▶ [EXERCISE DIRECTIONS]
Gather up the lines with the word "营业税税率" in them.

▶ [DATA TO PROCESS]
____

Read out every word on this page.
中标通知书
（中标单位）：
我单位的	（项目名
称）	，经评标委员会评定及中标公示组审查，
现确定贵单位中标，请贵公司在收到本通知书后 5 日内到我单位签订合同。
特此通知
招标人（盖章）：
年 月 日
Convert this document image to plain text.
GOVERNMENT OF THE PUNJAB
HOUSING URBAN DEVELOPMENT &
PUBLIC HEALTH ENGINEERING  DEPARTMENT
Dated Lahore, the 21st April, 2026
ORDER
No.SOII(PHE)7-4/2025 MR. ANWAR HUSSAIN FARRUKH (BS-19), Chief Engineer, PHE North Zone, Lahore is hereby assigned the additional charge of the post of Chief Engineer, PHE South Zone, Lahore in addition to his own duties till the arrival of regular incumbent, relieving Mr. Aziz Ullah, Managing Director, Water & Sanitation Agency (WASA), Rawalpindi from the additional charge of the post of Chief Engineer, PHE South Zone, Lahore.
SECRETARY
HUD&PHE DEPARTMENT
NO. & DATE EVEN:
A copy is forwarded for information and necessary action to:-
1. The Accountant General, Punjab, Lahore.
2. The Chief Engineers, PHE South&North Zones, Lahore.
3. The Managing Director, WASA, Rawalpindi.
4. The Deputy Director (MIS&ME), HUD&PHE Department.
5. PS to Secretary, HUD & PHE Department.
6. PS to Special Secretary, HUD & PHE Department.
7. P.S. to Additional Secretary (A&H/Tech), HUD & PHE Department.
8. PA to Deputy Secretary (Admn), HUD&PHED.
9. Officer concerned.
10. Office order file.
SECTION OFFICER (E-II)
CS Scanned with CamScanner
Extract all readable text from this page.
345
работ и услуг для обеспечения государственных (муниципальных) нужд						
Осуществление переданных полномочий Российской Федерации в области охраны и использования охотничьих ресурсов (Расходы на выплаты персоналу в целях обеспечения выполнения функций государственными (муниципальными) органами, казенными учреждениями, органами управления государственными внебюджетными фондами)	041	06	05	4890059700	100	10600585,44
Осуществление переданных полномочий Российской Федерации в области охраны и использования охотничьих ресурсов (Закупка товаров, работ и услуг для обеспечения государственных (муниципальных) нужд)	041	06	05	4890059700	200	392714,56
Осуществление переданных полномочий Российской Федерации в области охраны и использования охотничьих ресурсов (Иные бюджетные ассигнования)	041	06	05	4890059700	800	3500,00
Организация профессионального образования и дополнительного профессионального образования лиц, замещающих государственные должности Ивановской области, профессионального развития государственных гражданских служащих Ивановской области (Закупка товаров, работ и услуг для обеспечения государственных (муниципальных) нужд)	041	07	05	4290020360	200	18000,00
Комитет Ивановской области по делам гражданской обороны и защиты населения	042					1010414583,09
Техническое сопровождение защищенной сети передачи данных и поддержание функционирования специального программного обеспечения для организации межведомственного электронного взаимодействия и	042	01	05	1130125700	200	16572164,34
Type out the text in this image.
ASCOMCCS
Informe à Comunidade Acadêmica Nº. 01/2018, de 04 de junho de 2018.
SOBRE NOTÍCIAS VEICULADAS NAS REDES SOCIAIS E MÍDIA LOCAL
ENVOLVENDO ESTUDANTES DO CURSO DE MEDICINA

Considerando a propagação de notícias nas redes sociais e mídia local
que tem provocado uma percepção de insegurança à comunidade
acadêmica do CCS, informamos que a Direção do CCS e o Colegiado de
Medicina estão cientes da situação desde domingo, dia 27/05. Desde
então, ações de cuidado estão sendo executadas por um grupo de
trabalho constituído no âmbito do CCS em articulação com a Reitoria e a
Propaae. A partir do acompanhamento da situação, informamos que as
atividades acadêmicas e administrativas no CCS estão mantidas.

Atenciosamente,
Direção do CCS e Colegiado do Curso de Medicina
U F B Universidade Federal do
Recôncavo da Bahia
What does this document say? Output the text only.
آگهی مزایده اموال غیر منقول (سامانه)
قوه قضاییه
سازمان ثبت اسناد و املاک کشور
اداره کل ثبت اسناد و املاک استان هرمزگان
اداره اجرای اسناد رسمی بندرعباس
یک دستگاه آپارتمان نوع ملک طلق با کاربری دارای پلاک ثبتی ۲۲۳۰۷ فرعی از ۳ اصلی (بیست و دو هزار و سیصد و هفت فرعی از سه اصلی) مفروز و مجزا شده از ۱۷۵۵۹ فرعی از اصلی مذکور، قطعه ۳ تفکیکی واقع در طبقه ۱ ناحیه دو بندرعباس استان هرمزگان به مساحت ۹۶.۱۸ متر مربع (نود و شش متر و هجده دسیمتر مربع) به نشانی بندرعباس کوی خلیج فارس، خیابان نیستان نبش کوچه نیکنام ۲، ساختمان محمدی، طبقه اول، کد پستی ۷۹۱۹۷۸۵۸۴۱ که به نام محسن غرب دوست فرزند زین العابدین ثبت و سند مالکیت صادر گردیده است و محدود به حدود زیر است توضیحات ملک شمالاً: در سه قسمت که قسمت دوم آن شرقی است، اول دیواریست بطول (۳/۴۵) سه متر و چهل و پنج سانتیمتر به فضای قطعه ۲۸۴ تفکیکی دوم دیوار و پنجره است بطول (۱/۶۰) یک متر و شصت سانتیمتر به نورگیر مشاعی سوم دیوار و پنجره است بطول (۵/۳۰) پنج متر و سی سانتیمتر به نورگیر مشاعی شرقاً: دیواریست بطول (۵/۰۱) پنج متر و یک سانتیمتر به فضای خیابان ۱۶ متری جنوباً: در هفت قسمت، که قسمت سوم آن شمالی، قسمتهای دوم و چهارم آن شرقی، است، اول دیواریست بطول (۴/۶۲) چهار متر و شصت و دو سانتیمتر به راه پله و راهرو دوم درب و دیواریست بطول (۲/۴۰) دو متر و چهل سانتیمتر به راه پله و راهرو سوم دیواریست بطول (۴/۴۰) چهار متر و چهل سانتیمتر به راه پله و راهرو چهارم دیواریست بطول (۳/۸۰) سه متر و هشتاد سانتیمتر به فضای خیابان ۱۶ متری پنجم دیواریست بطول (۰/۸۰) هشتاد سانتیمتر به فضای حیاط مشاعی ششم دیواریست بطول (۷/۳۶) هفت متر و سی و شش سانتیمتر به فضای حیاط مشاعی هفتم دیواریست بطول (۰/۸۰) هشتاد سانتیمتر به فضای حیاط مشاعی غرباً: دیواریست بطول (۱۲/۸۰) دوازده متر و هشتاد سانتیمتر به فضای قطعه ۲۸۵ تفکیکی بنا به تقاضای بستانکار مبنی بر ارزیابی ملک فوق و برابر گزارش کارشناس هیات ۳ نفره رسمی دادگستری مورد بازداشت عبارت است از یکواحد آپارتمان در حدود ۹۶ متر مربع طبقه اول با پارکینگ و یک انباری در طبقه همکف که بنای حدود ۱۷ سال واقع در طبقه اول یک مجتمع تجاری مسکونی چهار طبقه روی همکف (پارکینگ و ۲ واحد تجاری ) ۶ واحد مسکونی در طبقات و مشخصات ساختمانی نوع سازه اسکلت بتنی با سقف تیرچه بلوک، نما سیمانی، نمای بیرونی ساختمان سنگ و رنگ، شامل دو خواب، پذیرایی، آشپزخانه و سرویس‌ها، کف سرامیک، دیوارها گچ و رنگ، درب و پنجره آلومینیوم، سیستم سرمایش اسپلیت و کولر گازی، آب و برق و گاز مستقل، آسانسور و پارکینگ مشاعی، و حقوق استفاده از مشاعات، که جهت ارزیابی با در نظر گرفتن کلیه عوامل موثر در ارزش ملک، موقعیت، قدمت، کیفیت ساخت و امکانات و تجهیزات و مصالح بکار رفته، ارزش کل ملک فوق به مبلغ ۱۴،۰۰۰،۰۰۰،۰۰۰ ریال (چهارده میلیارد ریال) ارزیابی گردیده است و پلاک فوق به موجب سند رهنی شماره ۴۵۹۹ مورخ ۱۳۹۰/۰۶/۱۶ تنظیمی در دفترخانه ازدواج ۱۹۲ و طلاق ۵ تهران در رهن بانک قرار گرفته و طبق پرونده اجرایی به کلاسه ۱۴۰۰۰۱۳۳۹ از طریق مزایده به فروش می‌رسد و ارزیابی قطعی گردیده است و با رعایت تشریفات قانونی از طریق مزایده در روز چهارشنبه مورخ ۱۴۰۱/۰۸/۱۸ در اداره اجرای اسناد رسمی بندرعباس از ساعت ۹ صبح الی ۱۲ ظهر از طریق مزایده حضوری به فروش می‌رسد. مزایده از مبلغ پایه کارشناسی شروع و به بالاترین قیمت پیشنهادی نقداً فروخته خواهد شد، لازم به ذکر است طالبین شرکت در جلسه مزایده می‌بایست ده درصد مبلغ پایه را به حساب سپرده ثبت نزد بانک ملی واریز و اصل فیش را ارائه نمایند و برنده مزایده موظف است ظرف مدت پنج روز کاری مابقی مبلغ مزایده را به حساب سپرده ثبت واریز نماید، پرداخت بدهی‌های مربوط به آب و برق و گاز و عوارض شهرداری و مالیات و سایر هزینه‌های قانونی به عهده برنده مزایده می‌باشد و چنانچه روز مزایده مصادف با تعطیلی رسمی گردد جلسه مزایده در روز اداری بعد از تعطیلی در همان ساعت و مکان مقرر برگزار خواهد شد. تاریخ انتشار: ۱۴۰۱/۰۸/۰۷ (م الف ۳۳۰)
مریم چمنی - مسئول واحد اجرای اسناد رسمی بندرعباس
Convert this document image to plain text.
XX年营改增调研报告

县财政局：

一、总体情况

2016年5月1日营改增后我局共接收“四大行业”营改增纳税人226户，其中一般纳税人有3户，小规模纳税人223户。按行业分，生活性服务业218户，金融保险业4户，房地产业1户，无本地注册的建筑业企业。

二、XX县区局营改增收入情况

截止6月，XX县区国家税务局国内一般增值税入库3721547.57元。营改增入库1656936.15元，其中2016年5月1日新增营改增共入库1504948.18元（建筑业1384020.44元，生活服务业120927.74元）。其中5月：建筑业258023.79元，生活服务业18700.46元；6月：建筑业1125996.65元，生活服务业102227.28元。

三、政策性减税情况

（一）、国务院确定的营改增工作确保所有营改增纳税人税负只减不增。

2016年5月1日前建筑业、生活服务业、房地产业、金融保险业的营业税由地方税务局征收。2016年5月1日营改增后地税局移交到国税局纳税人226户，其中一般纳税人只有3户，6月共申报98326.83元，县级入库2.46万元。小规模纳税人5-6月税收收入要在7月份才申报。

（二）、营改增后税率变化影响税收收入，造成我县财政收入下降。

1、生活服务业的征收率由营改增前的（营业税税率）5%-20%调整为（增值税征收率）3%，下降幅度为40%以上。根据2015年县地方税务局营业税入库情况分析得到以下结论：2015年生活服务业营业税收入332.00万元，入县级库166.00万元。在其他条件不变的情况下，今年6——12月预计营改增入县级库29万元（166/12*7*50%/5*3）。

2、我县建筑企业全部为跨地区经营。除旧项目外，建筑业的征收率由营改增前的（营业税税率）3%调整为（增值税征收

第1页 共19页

____

▶ [WRITTEN SOLUTION]
1、生活服务业的征收率由营改增前的（营业税税率）5%-20%调整为（增值税征收率）3%，下降幅度为40%以上。根据2015年县地方税务局营业税入库情况分析得到以下结论：2015年生活服务业营业税收入332.00万元，入县级库166.00万元。在其他条件不变的情况下，今年6——12月预计营改增入县级库29万元（166/12*7*50%/5*3）。
2、我县建筑企业全部为跨地区经营。除旧项目外，建筑业的征收率由营改增前的（营业税税率）3%调整为（增值税征收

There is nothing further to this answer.